Each entry below must come back exactly as written, without its pictures.

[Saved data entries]
>>>>

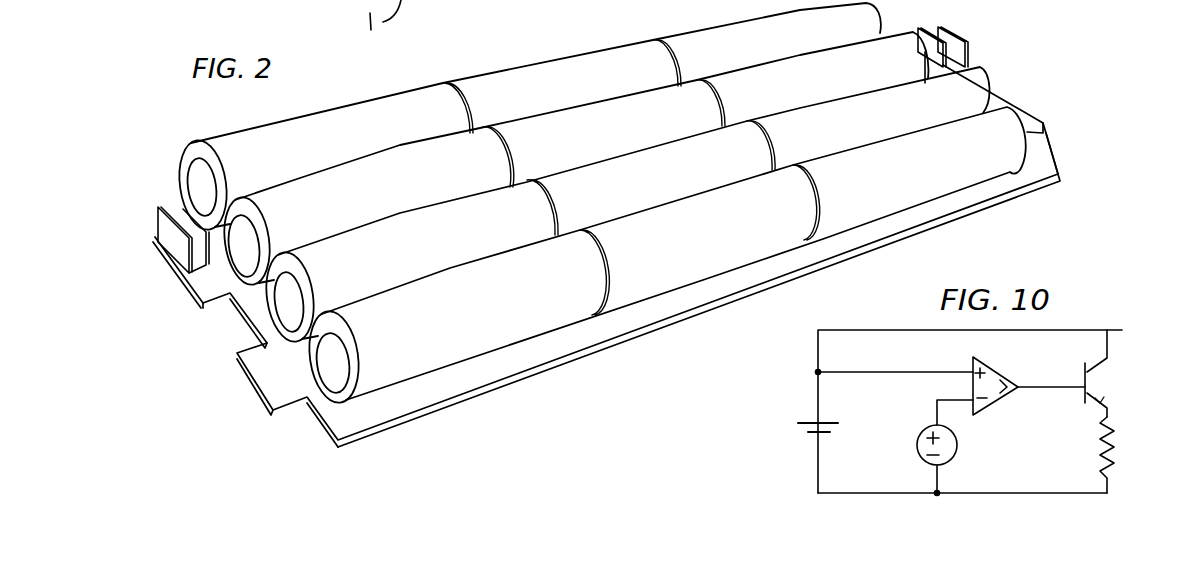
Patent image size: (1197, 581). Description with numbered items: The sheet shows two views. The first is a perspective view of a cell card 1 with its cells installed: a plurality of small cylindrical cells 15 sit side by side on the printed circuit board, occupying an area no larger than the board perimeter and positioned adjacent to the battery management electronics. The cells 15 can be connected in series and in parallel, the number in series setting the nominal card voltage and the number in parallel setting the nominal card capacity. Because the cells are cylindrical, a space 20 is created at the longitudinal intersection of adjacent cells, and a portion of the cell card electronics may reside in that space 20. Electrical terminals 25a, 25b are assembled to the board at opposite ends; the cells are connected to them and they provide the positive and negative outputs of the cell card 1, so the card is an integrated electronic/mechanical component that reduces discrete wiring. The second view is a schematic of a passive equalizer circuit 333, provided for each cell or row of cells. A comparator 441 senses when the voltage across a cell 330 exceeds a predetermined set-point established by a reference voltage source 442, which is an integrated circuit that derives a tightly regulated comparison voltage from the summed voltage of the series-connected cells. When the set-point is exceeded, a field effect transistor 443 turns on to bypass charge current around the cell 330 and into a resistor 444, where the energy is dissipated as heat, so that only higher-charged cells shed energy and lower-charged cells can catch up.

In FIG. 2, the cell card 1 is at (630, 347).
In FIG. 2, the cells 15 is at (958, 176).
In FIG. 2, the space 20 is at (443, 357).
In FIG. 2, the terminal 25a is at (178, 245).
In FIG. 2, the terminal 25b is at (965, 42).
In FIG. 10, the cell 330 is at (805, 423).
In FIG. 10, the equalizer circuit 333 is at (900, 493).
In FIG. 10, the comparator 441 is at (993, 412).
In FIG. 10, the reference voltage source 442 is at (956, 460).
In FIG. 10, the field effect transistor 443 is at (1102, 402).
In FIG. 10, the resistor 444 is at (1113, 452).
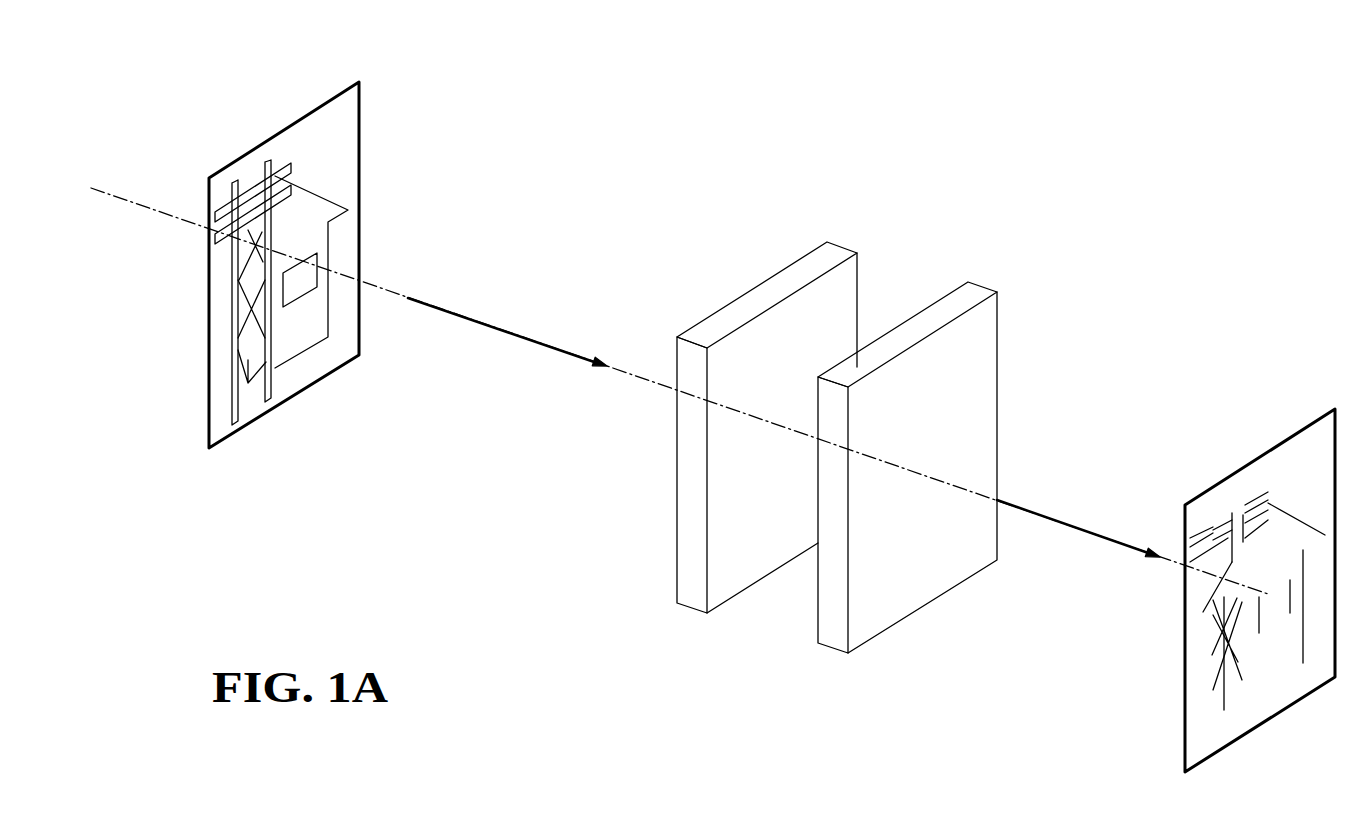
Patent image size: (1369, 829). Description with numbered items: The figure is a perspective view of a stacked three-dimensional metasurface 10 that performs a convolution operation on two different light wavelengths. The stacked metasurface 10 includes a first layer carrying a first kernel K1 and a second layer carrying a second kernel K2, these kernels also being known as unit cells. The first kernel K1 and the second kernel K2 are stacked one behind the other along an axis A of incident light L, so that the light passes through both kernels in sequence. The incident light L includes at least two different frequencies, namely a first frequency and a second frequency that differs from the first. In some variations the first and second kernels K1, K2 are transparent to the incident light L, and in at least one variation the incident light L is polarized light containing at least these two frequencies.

<<<<

▸ **Answer area**:
Patent image size: (1197, 581). Description with numbered items: The sheet shows two views. The first is a perspective view of a cell card 1 with its cells installed: a plurality of small cylindrical cells 15 sit side by side on the printed circuit board, occupying an area no larger than the board perimeter and positioned adjacent to the battery management electronics. The cells 15 can be connected in series and in parallel, the number in series setting the nominal card voltage and the number in parallel setting the nominal card capacity. Because the cells are cylindrical, a space 20 is created at the longitudinal intersection of adjacent cells, and a portion of the cell card electronics may reside in that space 20. Electrical terminals 25a, 25b are assembled to the board at opposite ends; the cells are connected to them and they provide the positive and negative outputs of the cell card 1, so the card is an integrated electronic/mechanical component that reduces discrete wiring. The second view is a schematic of a passive equalizer circuit 333, provided for each cell or row of cells. A comparator 441 senses when the voltage across a cell 330 exceeds a predetermined set-point established by a reference voltage source 442, which is an integrated circuit that derives a tightly regulated comparison voltage from the summed voltage of the series-connected cells. When the set-point is exceeded, a field effect transistor 443 turns on to bypass charge current around the cell 330 and into a resistor 444, where the energy is dissipated as heat, so that only higher-charged cells shed energy and lower-charged cells can catch up.

In FIG. 2, the cell card 1 is at (630, 347).
In FIG. 2, the cells 15 is at (958, 176).
In FIG. 2, the space 20 is at (443, 357).
In FIG. 2, the terminal 25a is at (178, 245).
In FIG. 2, the terminal 25b is at (965, 42).
In FIG. 10, the cell 330 is at (805, 423).
In FIG. 10, the equalizer circuit 333 is at (900, 493).
In FIG. 10, the comparator 441 is at (993, 412).
In FIG. 10, the reference voltage source 442 is at (956, 460).
In FIG. 10, the field effect transistor 443 is at (1102, 402).
In FIG. 10, the resistor 444 is at (1113, 452).
Patent image size: (1369, 829). Description with numbered items: The figure is a perspective view of a stacked three-dimensional metasurface 10 that performs a convolution operation on two different light wavelengths. The stacked metasurface 10 includes a first layer carrying a first kernel K1 and a second layer carrying a second kernel K2, these kernels also being known as unit cells. The first kernel K1 and the second kernel K2 are stacked one behind the other along an axis A of incident light L, so that the light passes through both kernels in sequence. The incident light L includes at least two different frequencies, namely a first frequency and a second frequency that differs from the first. In some variations the first and second kernels K1, K2 are transparent to the incident light L, and in at least one variation the incident light L is polarized light containing at least these two frequencies.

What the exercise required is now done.